[Layout material]
:::::
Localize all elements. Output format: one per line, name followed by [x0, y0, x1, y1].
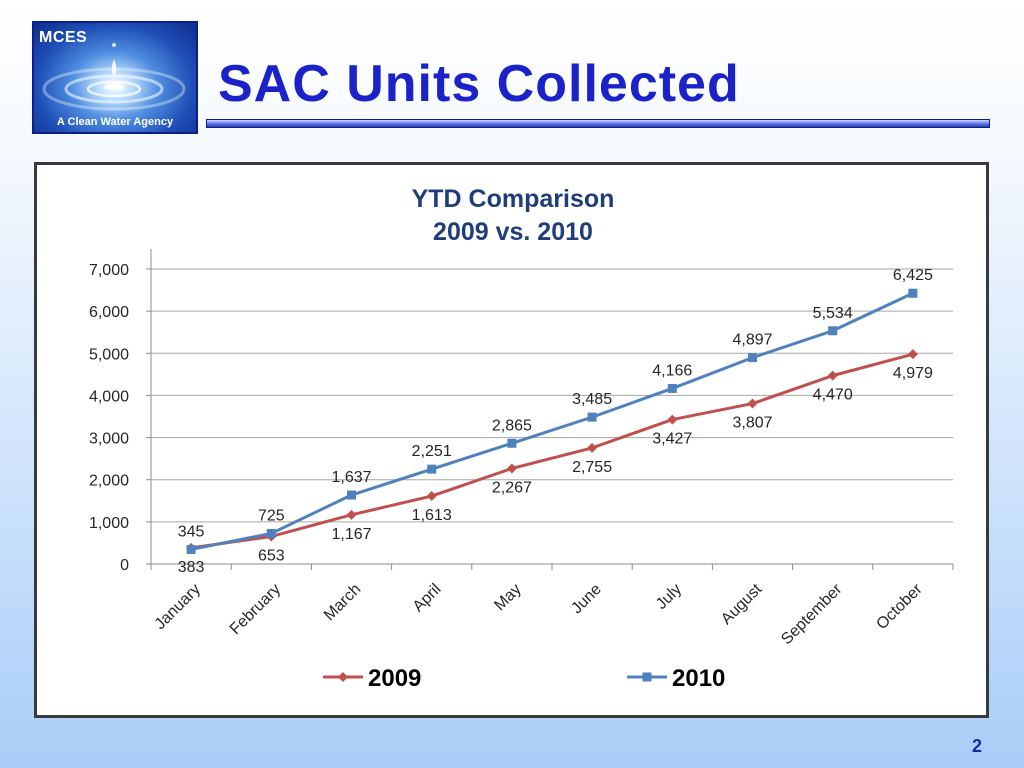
data-label-2009: 2,267: [492, 479, 532, 496]
data-point-2009: [506, 463, 517, 474]
x-category-label: September: [778, 580, 846, 648]
data-label-2010: 4,166: [652, 362, 692, 379]
slide-title: SAC Units Collected: [218, 55, 740, 113]
water-ripple-icon: [42, 43, 186, 111]
data-point-2009: [667, 414, 678, 425]
data-point-2010: [347, 490, 356, 500]
x-category-label: January: [152, 581, 204, 633]
data-point-2010: [667, 383, 677, 393]
data-label-2009: 653: [258, 547, 285, 564]
y-tick-label: 4,000: [89, 388, 129, 405]
data-label-2010: 725: [258, 507, 285, 524]
data-label-2010: 2,865: [492, 417, 532, 434]
mces-logo: MCES A Clean Water Agency: [32, 21, 198, 134]
data-point-2010: [828, 326, 838, 336]
data-point-2010: [186, 544, 196, 554]
data-label-2010: 4,897: [732, 332, 772, 349]
data-point-2009: [747, 398, 758, 409]
data-point-2010: [507, 438, 517, 448]
x-category-label: April: [410, 581, 445, 616]
data-point-2010: [908, 288, 918, 298]
data-label-2010: 1,637: [331, 469, 371, 486]
logo-tagline: A Clean Water Agency: [56, 116, 174, 128]
y-tick-label: 7,000: [89, 262, 129, 279]
data-label-2009: 2,755: [572, 459, 612, 476]
data-label-2009: 3,427: [652, 431, 692, 448]
data-point-2010: [587, 412, 597, 422]
x-category-label: July: [653, 581, 685, 613]
y-tick-label: 5,000: [89, 346, 129, 363]
y-tick-label: 6,000: [89, 304, 129, 321]
chart-panel: YTD Comparison 2009 vs. 2010 0 1,000 2,000 3,…: [34, 162, 989, 718]
chart-title-line: YTD Comparison: [412, 185, 615, 213]
data-label-2010: 2,251: [412, 443, 452, 460]
line-chart: YTD Comparison 2009 vs. 2010 0 1,000 2,000 3,…: [89, 185, 954, 692]
data-point-2009: [827, 370, 838, 381]
data-point-2009: [587, 442, 598, 453]
series-line-2010: [190, 291, 914, 551]
data-label-2010: 3,485: [572, 391, 612, 408]
data-label-2010: 345: [178, 523, 205, 540]
y-tick-label: 1,000: [89, 515, 129, 532]
legend-marker-2010: [642, 672, 652, 682]
y-tick-label: 3,000: [89, 431, 129, 448]
y-tick-label: 0: [120, 557, 129, 574]
series-line-2009: [190, 352, 914, 550]
legend-marker-2009: [338, 672, 348, 682]
chart-title-line: 2009 vs. 2010: [433, 218, 593, 246]
title-underline: [206, 119, 990, 128]
data-point-2010: [748, 353, 757, 363]
data-point-2010: [266, 528, 276, 538]
x-category-label: February: [227, 581, 284, 638]
data-label-2009: 4,470: [813, 387, 853, 404]
data-label-2009: 383: [178, 559, 205, 576]
x-category-label: March: [321, 581, 364, 624]
logo-acronym: MCES: [39, 29, 88, 46]
slide-number: 2: [972, 736, 983, 756]
legend-label-2009: 2009: [368, 665, 421, 692]
y-tick-label: 2,000: [89, 473, 129, 490]
data-point-2009: [907, 349, 918, 360]
data-label-2010: 6,425: [893, 267, 933, 284]
x-category-label: May: [491, 581, 524, 614]
legend-label-2010: 2010: [672, 665, 725, 692]
data-label-2009: 1,167: [331, 526, 371, 543]
data-label-2010: 5,534: [813, 305, 853, 322]
data-label-2009: 4,979: [893, 365, 933, 382]
data-point-2010: [427, 464, 437, 474]
data-point-2009: [426, 491, 437, 502]
x-category-label: August: [718, 580, 766, 628]
data-label-2009: 1,613: [412, 507, 452, 524]
data-label-2009: 3,807: [732, 415, 772, 432]
data-point-2009: [346, 509, 357, 520]
x-category-label: October: [873, 580, 926, 633]
x-category-label: June: [568, 581, 605, 618]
:::::
PROBLEM REQUIREMENTS
Reproduce every line of the material above verbatim, leaving out the picture.

FINISHED EXERCISE
Localize all elements. Output format: one per line, name followed by [x0, y0, x1, y1].
data-label-2009: 2,267: [492, 479, 532, 496]
data-point-2009: [506, 463, 517, 474]
x-category-label: September: [778, 580, 846, 648]
data-label-2010: 4,166: [652, 362, 692, 379]
slide-title: SAC Units Collected: [218, 55, 740, 113]
water-ripple-icon: [42, 43, 186, 111]
data-point-2009: [667, 414, 678, 425]
data-point-2010: [347, 490, 356, 500]
x-category-label: January: [152, 581, 204, 633]
data-point-2010: [667, 383, 677, 393]
data-label-2009: 653: [258, 547, 285, 564]
y-tick-label: 4,000: [89, 388, 129, 405]
data-label-2010: 725: [258, 507, 285, 524]
data-label-2010: 2,865: [492, 417, 532, 434]
mces-logo: MCES A Clean Water Agency: [32, 21, 198, 134]
data-point-2010: [828, 326, 838, 336]
data-point-2010: [186, 544, 196, 554]
data-label-2010: 4,897: [732, 332, 772, 349]
data-point-2009: [747, 398, 758, 409]
data-point-2010: [507, 438, 517, 448]
x-category-label: April: [410, 581, 445, 616]
data-point-2010: [908, 288, 918, 298]
data-label-2010: 1,637: [331, 469, 371, 486]
logo-tagline: A Clean Water Agency: [56, 116, 174, 128]
y-tick-label: 7,000: [89, 262, 129, 279]
data-label-2009: 2,755: [572, 459, 612, 476]
data-label-2009: 3,427: [652, 431, 692, 448]
data-point-2010: [587, 412, 597, 422]
x-category-label: July: [653, 581, 685, 613]
y-tick-label: 5,000: [89, 346, 129, 363]
y-tick-label: 6,000: [89, 304, 129, 321]
chart-panel: YTD Comparison 2009 vs. 2010 0 1,000 2,000 3,…: [34, 162, 989, 718]
chart-title-line: YTD Comparison: [412, 185, 615, 213]
data-label-2010: 2,251: [412, 443, 452, 460]
line-chart: YTD Comparison 2009 vs. 2010 0 1,000 2,000 3,…: [89, 185, 954, 692]
data-point-2009: [827, 370, 838, 381]
data-point-2009: [587, 442, 598, 453]
series-line-2010: [190, 291, 914, 551]
data-label-2010: 3,485: [572, 391, 612, 408]
data-label-2010: 345: [178, 523, 205, 540]
y-tick-label: 1,000: [89, 515, 129, 532]
legend-marker-2010: [642, 672, 652, 682]
y-tick-label: 3,000: [89, 431, 129, 448]
y-tick-label: 0: [120, 557, 129, 574]
series-line-2009: [190, 352, 914, 550]
legend-marker-2009: [338, 672, 348, 682]
chart-title-line: 2009 vs. 2010: [433, 218, 593, 246]
title-underline: [206, 119, 990, 128]
data-point-2010: [748, 353, 757, 363]
data-point-2010: [266, 528, 276, 538]
x-category-label: February: [227, 581, 284, 638]
data-label-2009: 4,470: [813, 387, 853, 404]
data-label-2009: 383: [178, 559, 205, 576]
x-category-label: March: [321, 581, 364, 624]
logo-acronym: MCES: [39, 29, 88, 46]
slide-number: 2: [972, 736, 983, 756]
legend-label-2009: 2009: [368, 665, 421, 692]
y-tick-label: 2,000: [89, 473, 129, 490]
data-point-2009: [907, 349, 918, 360]
data-label-2010: 6,425: [893, 267, 933, 284]
x-category-label: May: [491, 581, 524, 614]
legend-label-2010: 2010: [672, 665, 725, 692]
data-label-2009: 1,167: [331, 526, 371, 543]
data-label-2010: 5,534: [813, 305, 853, 322]
data-label-2009: 4,979: [893, 365, 933, 382]
data-point-2010: [427, 464, 437, 474]
data-point-2009: [426, 491, 437, 502]
x-category-label: August: [718, 580, 766, 628]
data-label-2009: 1,613: [412, 507, 452, 524]
data-label-2009: 3,807: [732, 415, 772, 432]
data-point-2009: [346, 509, 357, 520]
x-category-label: October: [873, 580, 926, 633]
x-category-label: June: [568, 581, 605, 618]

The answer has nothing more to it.